Directions: State only the number of lines that contain the string "Vaitarna".

[Dataset rows about figures]
══════════════════════════════

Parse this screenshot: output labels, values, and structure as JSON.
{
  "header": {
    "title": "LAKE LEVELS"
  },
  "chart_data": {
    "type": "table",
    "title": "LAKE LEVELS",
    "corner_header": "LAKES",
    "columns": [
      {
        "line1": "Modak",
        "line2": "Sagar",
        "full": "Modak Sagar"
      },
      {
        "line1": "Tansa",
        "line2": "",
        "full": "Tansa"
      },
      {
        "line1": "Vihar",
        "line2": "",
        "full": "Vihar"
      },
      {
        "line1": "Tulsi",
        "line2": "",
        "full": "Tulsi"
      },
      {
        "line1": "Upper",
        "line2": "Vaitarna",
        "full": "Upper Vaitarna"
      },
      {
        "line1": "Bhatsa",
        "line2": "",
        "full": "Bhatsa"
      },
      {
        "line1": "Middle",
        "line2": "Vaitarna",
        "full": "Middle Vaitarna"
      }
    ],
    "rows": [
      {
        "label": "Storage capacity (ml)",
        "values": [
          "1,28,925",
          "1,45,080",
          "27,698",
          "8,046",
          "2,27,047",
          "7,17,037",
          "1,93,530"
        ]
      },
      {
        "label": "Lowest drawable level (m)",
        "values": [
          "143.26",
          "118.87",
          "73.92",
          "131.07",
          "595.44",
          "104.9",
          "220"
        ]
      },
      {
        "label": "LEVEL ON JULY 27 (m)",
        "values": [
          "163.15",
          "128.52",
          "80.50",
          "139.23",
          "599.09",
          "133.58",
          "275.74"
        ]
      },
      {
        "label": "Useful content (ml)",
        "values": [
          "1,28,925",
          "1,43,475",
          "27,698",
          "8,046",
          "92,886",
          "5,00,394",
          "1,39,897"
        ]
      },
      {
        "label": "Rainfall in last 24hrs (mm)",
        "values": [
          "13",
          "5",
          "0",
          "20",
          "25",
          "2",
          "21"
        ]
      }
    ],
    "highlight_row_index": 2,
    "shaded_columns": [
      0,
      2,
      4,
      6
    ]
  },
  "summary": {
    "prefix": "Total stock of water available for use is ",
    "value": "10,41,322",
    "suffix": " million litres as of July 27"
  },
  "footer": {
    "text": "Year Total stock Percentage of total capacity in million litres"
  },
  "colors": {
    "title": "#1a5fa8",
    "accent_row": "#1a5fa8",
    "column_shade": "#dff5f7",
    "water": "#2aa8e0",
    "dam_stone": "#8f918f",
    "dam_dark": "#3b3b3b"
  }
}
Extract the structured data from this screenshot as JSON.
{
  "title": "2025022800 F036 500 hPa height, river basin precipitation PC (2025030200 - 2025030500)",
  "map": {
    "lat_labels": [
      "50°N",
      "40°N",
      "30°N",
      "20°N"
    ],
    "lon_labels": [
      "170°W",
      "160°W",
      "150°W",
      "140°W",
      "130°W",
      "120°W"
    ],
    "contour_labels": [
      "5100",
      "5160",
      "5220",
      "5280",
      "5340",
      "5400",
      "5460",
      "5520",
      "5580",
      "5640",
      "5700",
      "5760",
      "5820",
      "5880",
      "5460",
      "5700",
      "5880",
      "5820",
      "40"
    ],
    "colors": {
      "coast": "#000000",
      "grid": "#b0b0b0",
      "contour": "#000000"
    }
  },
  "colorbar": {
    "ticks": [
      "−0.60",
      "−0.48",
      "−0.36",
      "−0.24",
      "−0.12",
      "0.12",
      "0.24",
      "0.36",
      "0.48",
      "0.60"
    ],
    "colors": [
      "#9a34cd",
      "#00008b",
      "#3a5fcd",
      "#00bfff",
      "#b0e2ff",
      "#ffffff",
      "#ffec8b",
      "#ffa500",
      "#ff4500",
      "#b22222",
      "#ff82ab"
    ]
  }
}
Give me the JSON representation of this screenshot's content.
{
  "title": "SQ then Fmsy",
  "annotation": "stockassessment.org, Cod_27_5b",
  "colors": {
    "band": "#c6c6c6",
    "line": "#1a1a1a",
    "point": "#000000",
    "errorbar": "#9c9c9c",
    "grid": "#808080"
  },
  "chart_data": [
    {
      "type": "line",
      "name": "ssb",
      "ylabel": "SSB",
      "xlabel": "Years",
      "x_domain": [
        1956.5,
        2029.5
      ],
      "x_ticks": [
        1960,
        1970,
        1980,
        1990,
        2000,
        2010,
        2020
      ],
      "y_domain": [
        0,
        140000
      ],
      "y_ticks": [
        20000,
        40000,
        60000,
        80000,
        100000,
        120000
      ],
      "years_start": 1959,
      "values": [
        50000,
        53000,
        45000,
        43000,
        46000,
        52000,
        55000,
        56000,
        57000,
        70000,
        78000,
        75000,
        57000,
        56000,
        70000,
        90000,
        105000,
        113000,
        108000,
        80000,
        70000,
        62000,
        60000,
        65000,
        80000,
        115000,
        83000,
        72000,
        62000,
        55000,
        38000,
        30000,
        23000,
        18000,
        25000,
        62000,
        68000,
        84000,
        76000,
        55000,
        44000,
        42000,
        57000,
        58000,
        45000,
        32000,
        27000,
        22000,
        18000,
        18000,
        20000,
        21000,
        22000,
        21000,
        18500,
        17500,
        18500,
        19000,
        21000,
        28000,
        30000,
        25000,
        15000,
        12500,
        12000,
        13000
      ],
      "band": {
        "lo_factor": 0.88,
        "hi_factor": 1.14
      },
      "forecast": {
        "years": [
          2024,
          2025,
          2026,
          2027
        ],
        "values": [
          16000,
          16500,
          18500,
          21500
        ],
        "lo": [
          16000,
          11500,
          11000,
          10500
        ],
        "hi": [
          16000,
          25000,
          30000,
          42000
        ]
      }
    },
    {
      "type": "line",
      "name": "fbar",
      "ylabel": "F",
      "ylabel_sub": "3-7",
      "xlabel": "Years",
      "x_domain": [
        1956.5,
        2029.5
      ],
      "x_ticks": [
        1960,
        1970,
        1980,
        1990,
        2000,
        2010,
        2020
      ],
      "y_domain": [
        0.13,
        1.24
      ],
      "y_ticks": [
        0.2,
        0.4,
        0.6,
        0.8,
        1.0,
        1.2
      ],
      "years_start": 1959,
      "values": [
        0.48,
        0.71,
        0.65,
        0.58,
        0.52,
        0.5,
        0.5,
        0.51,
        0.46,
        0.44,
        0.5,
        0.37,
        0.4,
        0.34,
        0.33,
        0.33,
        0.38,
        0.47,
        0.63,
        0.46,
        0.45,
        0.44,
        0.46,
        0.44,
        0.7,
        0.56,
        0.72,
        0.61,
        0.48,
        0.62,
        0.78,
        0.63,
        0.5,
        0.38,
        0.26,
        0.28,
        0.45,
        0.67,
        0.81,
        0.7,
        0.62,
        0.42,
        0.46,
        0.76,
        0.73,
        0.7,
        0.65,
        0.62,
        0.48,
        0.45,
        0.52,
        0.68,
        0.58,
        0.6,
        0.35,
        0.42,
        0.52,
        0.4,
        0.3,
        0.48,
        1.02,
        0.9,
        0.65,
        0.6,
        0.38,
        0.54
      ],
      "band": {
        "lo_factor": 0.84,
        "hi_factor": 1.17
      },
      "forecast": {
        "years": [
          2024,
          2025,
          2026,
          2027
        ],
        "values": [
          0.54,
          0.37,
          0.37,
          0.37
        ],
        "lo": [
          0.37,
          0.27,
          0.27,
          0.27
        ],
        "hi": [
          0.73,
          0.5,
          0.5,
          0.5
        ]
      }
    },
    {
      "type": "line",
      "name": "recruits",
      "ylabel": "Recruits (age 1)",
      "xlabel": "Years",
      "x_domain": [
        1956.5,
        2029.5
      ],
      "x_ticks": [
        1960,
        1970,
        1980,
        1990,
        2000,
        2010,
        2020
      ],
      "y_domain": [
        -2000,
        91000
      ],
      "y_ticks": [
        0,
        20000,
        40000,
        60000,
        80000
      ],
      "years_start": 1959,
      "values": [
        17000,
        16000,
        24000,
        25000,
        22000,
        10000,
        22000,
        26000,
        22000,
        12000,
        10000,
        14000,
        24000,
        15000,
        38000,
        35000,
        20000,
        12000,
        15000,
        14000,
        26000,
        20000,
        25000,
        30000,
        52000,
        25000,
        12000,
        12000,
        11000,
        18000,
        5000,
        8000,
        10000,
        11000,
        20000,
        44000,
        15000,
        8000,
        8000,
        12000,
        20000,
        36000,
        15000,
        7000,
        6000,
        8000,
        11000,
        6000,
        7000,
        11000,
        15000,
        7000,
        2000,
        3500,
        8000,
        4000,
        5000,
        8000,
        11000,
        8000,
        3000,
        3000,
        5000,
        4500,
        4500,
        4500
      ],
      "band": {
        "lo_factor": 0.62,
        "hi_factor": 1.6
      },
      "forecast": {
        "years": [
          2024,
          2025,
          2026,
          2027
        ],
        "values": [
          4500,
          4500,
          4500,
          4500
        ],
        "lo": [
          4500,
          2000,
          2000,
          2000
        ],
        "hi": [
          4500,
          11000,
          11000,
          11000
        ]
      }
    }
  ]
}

══════════════════════════════

Written response: 4